▶ **RECORDS FOR THIS EXERCISE**

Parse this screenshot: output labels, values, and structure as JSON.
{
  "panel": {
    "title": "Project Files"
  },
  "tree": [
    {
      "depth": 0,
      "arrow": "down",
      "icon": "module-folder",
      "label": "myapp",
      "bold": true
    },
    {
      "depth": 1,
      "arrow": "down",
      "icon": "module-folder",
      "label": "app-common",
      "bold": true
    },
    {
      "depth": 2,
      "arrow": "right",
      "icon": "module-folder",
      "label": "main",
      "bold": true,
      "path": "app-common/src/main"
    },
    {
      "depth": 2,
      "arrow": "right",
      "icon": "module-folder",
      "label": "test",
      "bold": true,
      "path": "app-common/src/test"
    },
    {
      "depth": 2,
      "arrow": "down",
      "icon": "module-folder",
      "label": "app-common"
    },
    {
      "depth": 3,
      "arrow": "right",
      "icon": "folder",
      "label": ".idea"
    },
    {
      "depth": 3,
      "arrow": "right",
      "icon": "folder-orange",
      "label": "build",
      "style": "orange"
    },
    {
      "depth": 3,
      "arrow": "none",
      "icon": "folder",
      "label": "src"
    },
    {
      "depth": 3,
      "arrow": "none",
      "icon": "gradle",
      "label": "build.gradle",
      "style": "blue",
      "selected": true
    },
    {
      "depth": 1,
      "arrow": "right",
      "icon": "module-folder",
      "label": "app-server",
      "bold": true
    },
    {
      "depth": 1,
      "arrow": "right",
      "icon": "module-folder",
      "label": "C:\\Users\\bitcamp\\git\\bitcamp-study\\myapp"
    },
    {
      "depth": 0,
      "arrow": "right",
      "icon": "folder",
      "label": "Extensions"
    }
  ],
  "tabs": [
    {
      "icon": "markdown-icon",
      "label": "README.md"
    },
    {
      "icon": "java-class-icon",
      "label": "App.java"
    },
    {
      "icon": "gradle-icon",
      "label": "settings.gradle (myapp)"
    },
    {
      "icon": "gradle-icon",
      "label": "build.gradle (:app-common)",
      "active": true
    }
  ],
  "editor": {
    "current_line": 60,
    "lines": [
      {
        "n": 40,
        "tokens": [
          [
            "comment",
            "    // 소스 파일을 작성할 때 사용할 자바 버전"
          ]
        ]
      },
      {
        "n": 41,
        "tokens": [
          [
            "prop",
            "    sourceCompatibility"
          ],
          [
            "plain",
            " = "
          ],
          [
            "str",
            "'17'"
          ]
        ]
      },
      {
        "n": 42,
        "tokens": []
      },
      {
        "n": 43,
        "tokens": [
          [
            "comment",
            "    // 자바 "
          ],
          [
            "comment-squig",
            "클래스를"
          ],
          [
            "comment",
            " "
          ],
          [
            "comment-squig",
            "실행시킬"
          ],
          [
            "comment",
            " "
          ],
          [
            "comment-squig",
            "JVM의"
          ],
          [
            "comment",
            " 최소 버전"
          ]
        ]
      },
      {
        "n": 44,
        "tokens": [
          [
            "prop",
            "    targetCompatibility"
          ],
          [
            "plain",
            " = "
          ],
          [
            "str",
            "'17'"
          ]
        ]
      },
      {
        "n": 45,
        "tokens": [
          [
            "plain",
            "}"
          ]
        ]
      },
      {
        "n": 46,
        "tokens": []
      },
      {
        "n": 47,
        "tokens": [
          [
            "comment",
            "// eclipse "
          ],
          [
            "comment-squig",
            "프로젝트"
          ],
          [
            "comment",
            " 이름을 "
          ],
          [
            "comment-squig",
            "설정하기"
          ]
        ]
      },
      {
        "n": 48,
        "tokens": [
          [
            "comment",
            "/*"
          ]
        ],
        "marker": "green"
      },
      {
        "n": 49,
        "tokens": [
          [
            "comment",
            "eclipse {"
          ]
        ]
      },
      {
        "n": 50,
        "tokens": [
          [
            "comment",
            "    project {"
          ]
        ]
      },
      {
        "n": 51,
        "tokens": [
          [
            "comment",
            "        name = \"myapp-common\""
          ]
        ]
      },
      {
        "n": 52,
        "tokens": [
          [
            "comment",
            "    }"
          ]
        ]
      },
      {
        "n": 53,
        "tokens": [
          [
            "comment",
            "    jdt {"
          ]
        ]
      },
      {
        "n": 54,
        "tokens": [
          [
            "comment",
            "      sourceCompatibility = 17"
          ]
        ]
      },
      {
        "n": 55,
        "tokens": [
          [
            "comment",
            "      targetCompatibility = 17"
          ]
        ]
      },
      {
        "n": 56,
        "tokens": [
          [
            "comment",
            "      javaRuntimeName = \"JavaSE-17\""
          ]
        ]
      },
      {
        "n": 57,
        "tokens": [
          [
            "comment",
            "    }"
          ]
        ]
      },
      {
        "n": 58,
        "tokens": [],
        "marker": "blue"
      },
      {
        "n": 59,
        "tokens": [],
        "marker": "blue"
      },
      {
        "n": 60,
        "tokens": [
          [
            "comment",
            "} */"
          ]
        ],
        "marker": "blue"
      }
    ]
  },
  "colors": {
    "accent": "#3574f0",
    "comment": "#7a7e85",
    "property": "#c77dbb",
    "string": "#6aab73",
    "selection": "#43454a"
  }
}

▶ **GIVEN PROBLEM**
Identify the lines of the data that contain the word "common". Copy each of them.

▶ **RESPONSE TO THE EXERCISE**
      "label": "app-common",
      "path": "app-common/src/main"
      "path": "app-common/src/test"
      "label": "app-common"
      "label": "build.gradle (:app-common)",
            "        name = \"myapp-common\""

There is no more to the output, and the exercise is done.